What to do: Your task is to output the data exactly as it stands.

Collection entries
━━━━

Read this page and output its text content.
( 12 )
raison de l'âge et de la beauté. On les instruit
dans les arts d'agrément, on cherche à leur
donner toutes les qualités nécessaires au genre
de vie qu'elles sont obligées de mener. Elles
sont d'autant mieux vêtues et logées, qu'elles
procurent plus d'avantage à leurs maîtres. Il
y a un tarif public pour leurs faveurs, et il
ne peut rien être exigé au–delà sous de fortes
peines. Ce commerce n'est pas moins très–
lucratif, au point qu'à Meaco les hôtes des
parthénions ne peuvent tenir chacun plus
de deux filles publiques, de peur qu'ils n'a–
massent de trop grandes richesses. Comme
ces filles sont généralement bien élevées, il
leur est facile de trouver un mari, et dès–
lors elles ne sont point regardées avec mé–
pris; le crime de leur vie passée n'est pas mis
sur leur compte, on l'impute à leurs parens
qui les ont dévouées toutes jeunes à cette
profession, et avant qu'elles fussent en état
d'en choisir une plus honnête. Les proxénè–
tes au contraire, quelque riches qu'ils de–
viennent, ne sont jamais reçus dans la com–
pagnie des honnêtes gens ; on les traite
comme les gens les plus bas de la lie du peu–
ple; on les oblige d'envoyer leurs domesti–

━━━━

Result of the task:
Read this page and output its text content.
( 12 )
raison de l'âge et de la beauté. On les instruit
dans les arts d'agrément, on cherche à leur
donner toutes les qualités nécessaires au genre
de vie qu'elles sont obligées de mener. Elles
sont d'autant mieux vêtues et logées, qu'elles
procurent plus d'avantage à leurs maîtres. Il
y a un tarif public pour leurs faveurs, et il
ne peut rien être exigé au–delà sous de fortes
peines. Ce commerce n'est pas moins très–
lucratif, au point qu'à Meaco les hôtes des
parthénions ne peuvent tenir chacun plus
de deux filles publiques, de peur qu'ils n'a–
massent de trop grandes richesses. Comme
ces filles sont généralement bien élevées, il
leur est facile de trouver un mari, et dès–
lors elles ne sont point regardées avec mé–
pris; le crime de leur vie passée n'est pas mis
sur leur compte, on l'impute à leurs parens
qui les ont dévouées toutes jeunes à cette
profession, et avant qu'elles fussent en état
d'en choisir une plus honnête. Les proxénè–
tes au contraire, quelque riches qu'ils de–
viennent, ne sont jamais reçus dans la com–
pagnie des honnêtes gens ; on les traite
comme les gens les plus bas de la lie du peu–
ple; on les oblige d'envoyer leurs domesti–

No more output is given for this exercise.